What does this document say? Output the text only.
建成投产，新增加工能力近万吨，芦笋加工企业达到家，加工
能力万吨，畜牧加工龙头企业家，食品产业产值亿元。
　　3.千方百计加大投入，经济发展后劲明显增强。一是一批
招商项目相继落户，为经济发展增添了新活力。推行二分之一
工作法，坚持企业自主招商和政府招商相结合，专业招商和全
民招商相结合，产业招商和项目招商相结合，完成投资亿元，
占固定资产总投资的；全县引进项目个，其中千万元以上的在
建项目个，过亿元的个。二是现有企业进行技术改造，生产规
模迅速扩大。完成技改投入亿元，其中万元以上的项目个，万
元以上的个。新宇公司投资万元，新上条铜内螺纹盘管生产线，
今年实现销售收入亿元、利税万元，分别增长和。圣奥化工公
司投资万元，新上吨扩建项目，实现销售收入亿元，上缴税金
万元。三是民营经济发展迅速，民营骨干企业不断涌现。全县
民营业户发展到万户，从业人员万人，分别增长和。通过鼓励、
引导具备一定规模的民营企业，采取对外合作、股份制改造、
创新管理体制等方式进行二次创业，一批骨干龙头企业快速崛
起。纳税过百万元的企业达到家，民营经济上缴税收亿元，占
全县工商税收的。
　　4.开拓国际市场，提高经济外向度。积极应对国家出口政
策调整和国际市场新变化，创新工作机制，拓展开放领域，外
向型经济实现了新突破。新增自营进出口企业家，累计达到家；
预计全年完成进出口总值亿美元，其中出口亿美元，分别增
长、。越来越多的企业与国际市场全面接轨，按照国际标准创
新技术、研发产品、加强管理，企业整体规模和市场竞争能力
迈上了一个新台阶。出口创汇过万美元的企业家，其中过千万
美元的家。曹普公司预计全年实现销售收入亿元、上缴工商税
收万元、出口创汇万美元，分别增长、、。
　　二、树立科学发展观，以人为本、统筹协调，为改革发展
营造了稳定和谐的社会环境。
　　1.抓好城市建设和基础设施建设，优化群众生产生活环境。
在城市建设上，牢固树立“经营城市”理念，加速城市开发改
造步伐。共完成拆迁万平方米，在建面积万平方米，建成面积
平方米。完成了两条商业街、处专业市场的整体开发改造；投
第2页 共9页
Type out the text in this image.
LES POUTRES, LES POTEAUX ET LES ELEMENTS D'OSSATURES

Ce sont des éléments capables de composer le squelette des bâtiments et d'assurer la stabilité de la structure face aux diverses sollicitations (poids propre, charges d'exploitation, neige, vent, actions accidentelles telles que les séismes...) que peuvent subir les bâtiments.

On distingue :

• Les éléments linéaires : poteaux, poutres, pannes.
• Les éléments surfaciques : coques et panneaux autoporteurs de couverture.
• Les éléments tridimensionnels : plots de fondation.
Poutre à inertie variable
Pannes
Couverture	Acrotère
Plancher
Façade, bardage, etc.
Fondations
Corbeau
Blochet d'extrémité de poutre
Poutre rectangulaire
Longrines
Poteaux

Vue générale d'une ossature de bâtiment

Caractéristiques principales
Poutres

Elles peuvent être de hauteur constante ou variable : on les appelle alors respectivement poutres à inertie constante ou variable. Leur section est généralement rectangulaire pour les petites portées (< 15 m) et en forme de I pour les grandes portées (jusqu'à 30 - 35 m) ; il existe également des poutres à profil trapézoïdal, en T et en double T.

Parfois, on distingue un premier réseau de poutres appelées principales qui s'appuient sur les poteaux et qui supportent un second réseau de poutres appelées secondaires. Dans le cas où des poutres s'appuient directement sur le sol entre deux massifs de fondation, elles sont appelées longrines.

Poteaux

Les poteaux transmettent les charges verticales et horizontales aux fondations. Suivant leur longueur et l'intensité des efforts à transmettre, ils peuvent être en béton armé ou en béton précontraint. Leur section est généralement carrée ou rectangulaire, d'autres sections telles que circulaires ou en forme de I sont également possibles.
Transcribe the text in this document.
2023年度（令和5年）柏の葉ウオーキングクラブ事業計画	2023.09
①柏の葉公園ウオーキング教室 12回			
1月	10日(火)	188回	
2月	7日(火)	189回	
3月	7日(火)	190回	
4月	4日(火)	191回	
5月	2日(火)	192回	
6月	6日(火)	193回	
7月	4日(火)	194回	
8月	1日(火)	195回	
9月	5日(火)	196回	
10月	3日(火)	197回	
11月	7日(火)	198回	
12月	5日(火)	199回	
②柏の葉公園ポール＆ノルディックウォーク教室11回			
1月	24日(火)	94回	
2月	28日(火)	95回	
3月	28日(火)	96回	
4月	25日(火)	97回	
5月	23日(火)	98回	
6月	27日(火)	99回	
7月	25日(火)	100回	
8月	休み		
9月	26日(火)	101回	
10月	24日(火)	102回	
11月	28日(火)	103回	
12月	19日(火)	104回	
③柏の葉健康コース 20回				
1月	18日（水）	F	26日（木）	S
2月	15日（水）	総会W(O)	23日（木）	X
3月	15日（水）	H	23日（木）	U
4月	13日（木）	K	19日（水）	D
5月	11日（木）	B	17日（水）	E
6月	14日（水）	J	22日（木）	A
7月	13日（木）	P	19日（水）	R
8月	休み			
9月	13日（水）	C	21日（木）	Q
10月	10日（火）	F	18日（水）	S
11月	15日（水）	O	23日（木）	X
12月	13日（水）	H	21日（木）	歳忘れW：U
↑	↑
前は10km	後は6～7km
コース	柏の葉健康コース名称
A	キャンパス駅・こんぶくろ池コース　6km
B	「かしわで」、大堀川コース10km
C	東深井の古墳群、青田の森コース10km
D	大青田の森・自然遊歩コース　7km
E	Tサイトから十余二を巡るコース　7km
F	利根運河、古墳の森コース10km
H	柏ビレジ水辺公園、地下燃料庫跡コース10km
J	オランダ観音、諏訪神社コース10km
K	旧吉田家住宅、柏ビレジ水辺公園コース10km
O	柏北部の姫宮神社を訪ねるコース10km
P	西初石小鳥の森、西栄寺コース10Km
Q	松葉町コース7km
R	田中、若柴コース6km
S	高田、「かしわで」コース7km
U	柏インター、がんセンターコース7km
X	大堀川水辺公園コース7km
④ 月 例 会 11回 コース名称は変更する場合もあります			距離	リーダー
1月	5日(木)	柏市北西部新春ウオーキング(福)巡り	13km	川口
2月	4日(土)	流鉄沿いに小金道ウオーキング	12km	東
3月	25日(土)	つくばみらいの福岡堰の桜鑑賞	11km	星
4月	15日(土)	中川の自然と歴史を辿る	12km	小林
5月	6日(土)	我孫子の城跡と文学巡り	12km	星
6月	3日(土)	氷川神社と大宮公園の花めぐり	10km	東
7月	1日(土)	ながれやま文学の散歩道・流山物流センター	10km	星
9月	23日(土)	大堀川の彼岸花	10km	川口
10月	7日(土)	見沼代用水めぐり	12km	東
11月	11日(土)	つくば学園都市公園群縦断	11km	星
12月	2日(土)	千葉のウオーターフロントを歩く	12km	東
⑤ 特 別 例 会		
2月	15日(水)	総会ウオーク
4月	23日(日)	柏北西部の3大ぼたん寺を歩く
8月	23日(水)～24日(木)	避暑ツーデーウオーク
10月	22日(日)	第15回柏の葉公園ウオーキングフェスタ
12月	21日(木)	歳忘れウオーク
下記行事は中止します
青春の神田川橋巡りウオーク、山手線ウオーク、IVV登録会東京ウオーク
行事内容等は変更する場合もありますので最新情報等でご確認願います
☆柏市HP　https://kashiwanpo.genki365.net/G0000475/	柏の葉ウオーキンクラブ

________

## PROBLEM
Where a line in the entries holds the word "分别增长和", copy that line.

## SOLVED PROBLEM
今年实现销售收入亿元、利税万元，分别增长和。圣奥化工公
民营业户发展到万户，从业人员万人，分别增长和。通过鼓励、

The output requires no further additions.